» **INSTRUCTIONS TO FOLLOW**:
In everything from the start of the items down to the line containing "210, 1525, 233]", swap "Neonatal deaths" for "Neonatal disorders" and write out those lines again with nothing else altered.

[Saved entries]
-.-.-
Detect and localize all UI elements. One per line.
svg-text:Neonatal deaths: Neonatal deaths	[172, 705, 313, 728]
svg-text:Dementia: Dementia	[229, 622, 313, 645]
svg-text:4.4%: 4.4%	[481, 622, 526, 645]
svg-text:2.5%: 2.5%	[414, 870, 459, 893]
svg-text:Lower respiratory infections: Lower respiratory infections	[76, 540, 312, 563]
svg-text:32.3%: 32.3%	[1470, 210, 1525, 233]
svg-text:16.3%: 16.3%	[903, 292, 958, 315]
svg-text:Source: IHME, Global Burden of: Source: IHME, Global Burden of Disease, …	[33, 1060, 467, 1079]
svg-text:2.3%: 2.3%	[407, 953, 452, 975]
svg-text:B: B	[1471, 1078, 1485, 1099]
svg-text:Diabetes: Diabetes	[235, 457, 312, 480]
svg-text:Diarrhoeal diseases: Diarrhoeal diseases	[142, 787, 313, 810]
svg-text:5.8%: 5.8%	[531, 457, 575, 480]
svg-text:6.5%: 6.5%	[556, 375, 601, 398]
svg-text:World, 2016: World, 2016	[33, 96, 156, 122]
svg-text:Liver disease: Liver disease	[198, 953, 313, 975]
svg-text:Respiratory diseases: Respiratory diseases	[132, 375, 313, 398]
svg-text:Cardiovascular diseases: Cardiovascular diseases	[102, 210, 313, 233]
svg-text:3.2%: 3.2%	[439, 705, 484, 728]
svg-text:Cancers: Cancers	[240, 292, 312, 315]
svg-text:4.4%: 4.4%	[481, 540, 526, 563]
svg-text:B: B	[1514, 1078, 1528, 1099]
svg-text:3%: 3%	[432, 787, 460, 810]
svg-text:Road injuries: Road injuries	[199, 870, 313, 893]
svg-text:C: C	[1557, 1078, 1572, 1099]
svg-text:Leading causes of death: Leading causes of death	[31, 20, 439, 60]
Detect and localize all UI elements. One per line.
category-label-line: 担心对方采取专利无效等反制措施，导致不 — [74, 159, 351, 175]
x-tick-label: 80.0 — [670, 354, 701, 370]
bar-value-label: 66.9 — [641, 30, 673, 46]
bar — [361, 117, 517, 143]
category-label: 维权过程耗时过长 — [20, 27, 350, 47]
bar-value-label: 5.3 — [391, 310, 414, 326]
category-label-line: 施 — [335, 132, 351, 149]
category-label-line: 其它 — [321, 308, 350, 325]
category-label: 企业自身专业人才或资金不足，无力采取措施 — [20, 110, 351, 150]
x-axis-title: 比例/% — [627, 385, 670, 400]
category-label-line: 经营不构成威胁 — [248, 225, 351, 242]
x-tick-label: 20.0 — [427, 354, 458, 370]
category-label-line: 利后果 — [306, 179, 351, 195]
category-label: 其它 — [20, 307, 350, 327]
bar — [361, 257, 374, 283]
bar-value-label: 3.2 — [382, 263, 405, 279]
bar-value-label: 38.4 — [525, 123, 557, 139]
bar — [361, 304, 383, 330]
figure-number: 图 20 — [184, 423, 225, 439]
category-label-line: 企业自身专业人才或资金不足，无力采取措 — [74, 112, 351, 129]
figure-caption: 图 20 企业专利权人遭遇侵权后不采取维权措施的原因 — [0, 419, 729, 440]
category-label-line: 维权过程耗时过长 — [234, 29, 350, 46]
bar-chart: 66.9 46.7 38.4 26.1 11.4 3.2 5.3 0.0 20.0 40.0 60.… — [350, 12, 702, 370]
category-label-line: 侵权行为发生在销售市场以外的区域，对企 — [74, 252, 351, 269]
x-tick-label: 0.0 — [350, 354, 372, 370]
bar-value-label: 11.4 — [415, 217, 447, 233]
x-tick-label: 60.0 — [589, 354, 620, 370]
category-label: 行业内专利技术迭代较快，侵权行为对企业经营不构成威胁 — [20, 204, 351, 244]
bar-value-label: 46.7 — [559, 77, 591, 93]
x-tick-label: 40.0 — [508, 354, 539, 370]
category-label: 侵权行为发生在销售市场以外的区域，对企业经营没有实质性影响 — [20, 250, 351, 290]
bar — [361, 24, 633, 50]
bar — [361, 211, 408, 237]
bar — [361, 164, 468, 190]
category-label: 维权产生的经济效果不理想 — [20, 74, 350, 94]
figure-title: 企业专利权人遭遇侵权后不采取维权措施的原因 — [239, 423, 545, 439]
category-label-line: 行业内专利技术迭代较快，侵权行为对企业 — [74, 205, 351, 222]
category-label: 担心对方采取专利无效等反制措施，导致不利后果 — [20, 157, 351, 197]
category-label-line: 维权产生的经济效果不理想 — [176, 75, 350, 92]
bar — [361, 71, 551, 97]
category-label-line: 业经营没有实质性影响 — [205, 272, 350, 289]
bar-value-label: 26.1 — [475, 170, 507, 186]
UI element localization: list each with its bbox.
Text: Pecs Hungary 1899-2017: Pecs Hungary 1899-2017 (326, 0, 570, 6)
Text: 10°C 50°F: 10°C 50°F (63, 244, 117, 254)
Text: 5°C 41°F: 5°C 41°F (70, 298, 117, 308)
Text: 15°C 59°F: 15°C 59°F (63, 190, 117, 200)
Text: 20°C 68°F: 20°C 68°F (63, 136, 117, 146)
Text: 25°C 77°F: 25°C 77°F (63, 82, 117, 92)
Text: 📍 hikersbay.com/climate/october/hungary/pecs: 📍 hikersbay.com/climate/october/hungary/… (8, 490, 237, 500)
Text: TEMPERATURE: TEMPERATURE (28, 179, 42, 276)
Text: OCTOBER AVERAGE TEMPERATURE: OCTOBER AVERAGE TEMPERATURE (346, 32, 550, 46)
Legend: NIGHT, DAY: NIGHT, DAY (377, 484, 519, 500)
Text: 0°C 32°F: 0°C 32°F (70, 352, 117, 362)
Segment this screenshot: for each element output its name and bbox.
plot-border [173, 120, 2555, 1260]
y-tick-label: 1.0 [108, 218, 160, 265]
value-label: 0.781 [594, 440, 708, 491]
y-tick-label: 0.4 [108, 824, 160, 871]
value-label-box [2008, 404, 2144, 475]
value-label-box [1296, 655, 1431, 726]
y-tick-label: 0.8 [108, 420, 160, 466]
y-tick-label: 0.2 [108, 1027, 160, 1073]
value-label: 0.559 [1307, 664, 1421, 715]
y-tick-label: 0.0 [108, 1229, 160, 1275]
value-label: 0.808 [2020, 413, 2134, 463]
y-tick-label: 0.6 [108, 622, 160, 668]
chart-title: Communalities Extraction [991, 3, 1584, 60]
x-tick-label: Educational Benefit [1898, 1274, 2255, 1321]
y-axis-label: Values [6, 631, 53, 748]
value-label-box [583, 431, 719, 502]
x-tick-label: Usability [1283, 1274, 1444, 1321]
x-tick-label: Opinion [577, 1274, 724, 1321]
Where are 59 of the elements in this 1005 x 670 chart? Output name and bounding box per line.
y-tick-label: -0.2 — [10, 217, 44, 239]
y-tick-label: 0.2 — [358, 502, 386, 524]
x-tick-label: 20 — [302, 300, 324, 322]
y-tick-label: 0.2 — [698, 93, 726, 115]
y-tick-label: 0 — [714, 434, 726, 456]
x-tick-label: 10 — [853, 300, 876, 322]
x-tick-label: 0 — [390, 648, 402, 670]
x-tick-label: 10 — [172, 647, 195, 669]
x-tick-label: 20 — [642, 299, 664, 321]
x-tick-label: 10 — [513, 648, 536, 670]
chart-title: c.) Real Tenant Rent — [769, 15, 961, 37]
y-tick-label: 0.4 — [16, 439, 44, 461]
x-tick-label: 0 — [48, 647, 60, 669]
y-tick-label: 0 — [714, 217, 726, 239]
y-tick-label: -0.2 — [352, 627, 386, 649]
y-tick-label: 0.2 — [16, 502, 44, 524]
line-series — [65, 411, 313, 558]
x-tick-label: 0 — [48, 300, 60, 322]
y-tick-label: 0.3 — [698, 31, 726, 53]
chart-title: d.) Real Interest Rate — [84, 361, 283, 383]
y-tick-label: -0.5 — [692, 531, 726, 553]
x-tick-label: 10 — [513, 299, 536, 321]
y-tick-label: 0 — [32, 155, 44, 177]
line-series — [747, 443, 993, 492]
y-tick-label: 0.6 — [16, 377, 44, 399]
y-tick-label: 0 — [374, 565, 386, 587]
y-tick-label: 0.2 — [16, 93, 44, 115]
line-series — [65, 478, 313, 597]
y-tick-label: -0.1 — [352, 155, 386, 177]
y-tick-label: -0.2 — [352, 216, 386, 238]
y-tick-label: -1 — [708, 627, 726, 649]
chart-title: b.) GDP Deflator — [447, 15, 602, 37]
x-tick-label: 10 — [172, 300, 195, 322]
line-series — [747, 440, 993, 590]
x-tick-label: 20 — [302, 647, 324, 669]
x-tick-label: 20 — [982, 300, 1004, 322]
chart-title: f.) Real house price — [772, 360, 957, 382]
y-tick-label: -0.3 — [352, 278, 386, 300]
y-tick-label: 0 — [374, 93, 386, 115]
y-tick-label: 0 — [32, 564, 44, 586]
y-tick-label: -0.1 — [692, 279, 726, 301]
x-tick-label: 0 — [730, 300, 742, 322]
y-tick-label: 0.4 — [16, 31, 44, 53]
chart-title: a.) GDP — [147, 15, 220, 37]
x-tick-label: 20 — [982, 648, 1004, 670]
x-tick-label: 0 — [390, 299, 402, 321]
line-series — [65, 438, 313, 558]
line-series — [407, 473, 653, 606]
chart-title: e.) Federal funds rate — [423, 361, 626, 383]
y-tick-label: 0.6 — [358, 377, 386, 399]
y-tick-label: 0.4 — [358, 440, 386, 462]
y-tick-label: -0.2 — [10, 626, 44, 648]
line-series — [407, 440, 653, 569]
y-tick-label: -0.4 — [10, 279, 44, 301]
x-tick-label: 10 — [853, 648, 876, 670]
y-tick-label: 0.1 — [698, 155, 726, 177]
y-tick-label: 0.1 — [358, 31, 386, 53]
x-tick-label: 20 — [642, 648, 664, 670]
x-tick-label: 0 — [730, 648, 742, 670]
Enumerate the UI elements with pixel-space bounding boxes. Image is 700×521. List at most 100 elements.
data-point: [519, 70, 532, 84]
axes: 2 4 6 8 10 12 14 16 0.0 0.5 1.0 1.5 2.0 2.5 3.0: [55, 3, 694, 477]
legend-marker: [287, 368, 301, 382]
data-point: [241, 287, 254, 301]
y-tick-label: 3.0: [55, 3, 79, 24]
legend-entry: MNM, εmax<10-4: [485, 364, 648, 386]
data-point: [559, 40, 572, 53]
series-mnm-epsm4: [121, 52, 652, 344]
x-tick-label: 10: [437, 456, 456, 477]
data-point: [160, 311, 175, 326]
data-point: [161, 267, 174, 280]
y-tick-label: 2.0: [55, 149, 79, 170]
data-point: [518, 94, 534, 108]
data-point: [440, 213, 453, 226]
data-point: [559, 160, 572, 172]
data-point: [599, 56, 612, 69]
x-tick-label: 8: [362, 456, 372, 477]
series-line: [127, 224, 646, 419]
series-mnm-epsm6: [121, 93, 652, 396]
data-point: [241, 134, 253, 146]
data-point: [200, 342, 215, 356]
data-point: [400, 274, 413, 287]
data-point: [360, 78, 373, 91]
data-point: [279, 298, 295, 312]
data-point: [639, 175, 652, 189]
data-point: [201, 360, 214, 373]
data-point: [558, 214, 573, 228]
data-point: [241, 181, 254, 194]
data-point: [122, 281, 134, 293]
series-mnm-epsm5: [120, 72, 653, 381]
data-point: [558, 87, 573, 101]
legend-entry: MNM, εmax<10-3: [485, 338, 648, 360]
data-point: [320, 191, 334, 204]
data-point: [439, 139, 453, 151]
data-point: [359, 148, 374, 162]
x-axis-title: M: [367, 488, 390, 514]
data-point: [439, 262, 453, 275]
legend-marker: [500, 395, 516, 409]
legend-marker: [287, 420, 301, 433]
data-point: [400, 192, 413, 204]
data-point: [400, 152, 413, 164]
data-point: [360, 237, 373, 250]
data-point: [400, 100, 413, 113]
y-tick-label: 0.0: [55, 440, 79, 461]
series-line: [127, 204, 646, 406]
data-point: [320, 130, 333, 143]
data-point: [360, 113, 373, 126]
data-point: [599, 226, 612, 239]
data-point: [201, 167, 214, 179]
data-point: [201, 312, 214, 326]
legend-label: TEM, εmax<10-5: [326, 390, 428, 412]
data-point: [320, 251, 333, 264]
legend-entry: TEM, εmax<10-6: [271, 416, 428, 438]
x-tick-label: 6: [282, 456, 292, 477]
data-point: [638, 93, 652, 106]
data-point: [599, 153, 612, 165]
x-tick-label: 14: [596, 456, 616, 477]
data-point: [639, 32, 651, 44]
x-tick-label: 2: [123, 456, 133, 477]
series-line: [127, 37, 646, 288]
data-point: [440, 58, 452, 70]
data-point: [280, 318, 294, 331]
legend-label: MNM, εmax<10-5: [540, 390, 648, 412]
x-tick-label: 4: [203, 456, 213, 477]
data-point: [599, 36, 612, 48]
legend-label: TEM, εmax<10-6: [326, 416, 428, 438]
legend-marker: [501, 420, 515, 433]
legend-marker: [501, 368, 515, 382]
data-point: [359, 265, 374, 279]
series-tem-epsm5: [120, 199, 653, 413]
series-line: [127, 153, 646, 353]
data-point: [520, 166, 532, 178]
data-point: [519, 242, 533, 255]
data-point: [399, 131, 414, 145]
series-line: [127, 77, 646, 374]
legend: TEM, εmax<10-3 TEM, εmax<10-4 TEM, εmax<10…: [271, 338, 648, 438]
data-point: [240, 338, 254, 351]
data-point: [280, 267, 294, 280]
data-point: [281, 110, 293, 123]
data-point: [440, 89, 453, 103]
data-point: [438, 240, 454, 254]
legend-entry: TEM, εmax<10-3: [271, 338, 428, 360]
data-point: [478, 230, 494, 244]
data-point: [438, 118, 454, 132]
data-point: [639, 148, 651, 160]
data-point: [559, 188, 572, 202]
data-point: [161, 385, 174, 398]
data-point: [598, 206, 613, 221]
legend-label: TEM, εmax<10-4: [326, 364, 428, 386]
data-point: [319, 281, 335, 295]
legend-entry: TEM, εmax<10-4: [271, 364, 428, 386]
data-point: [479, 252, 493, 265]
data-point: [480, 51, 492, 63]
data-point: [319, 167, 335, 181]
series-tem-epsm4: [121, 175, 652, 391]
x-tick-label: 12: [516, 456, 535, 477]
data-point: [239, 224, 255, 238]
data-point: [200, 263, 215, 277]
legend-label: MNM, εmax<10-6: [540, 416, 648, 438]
-.-.-
» **CORRECT OUTPUT**:
Detect and localize all UI elements. One per line.
svg-text:Neonatal disorders: Neonatal disorders	[172, 705, 313, 728]
svg-text:Dementia: Dementia	[229, 622, 313, 645]
svg-text:4.4%: 4.4%	[481, 622, 526, 645]
svg-text:2.5%: 2.5%	[414, 870, 459, 893]
svg-text:Lower respiratory infections: Lower respiratory infections	[76, 540, 312, 563]
svg-text:32.3%: 32.3%	[1470, 210, 1525, 233]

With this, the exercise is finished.